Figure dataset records
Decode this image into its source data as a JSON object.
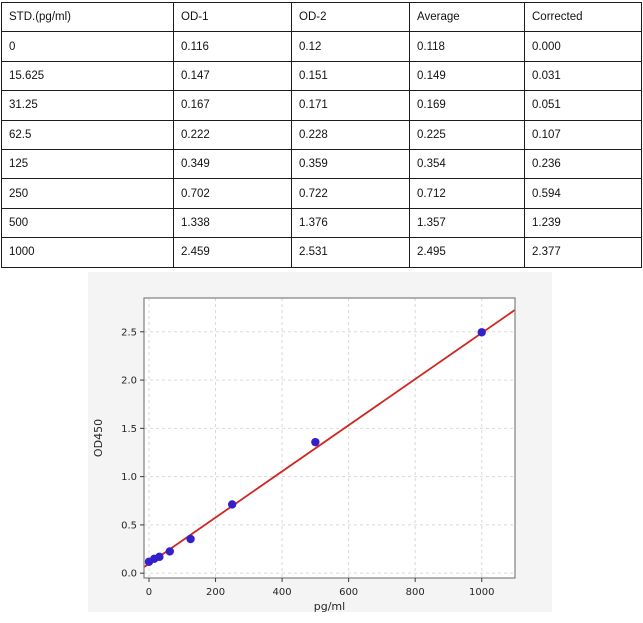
{
  "table": {
    "columns": [
      "STD.(pg/ml)",
      "OD-1",
      "OD-2",
      "Average",
      "Corrected"
    ],
    "rows": [
      [
        "0",
        "0.116",
        "0.12",
        "0.118",
        "0.000"
      ],
      [
        "15.625",
        "0.147",
        "0.151",
        "0.149",
        "0.031"
      ],
      [
        "31.25",
        "0.167",
        "0.171",
        "0.169",
        "0.051"
      ],
      [
        "62.5",
        "0.222",
        "0.228",
        "0.225",
        "0.107"
      ],
      [
        "125",
        "0.349",
        "0.359",
        "0.354",
        "0.236"
      ],
      [
        "250",
        "0.702",
        "0.722",
        "0.712",
        "0.594"
      ],
      [
        "500",
        "1.338",
        "1.376",
        "1.357",
        "1.239"
      ],
      [
        "1000",
        "2.459",
        "2.531",
        "2.495",
        "2.377"
      ]
    ]
  },
  "chart_data": {
    "type": "scatter",
    "title": "",
    "xlabel": "pg/ml",
    "ylabel": "OD450",
    "x": [
      0,
      15.625,
      31.25,
      62.5,
      125,
      250,
      500,
      1000
    ],
    "y": [
      0.118,
      0.149,
      0.169,
      0.225,
      0.354,
      0.712,
      1.357,
      2.495
    ],
    "fit_line": {
      "slope": 0.00239,
      "intercept": 0.098
    },
    "xlim": [
      -15,
      1100
    ],
    "ylim": [
      -0.05,
      2.85
    ],
    "x_ticks": [
      0,
      200,
      400,
      600,
      800,
      1000
    ],
    "y_ticks": [
      0.0,
      0.5,
      1.0,
      1.5,
      2.0,
      2.5
    ],
    "grid": true,
    "legend": "none",
    "point_color": "#3420c8",
    "line_color": "#cf2722",
    "figure_bg": "#f4f4f5",
    "plot_bg": "#ffffff",
    "grid_color": "#d9d9d9",
    "axis_border_color": "#7f7f7f",
    "tick_text_color": "#262626"
  }
}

→ WHAT TO DO
Write out every record above exactly as it stands, but leave out the pictures.

→ OUTPUT OF THE EXERCISE
Decode this image into its source data as a JSON object.
{
  "table": {
    "columns": [
      "STD.(pg/ml)",
      "OD-1",
      "OD-2",
      "Average",
      "Corrected"
    ],
    "rows": [
      [
        "0",
        "0.116",
        "0.12",
        "0.118",
        "0.000"
      ],
      [
        "15.625",
        "0.147",
        "0.151",
        "0.149",
        "0.031"
      ],
      [
        "31.25",
        "0.167",
        "0.171",
        "0.169",
        "0.051"
      ],
      [
        "62.5",
        "0.222",
        "0.228",
        "0.225",
        "0.107"
      ],
      [
        "125",
        "0.349",
        "0.359",
        "0.354",
        "0.236"
      ],
      [
        "250",
        "0.702",
        "0.722",
        "0.712",
        "0.594"
      ],
      [
        "500",
        "1.338",
        "1.376",
        "1.357",
        "1.239"
      ],
      [
        "1000",
        "2.459",
        "2.531",
        "2.495",
        "2.377"
      ]
    ]
  },
  "chart_data": {
    "type": "scatter",
    "title": "",
    "xlabel": "pg/ml",
    "ylabel": "OD450",
    "x": [
      0,
      15.625,
      31.25,
      62.5,
      125,
      250,
      500,
      1000
    ],
    "y": [
      0.118,
      0.149,
      0.169,
      0.225,
      0.354,
      0.712,
      1.357,
      2.495
    ],
    "fit_line": {
      "slope": 0.00239,
      "intercept": 0.098
    },
    "xlim": [
      -15,
      1100
    ],
    "ylim": [
      -0.05,
      2.85
    ],
    "x_ticks": [
      0,
      200,
      400,
      600,
      800,
      1000
    ],
    "y_ticks": [
      0.0,
      0.5,
      1.0,
      1.5,
      2.0,
      2.5
    ],
    "grid": true,
    "legend": "none",
    "point_color": "#3420c8",
    "line_color": "#cf2722",
    "figure_bg": "#f4f4f5",
    "plot_bg": "#ffffff",
    "grid_color": "#d9d9d9",
    "axis_border_color": "#7f7f7f",
    "tick_text_color": "#262626"
  }
}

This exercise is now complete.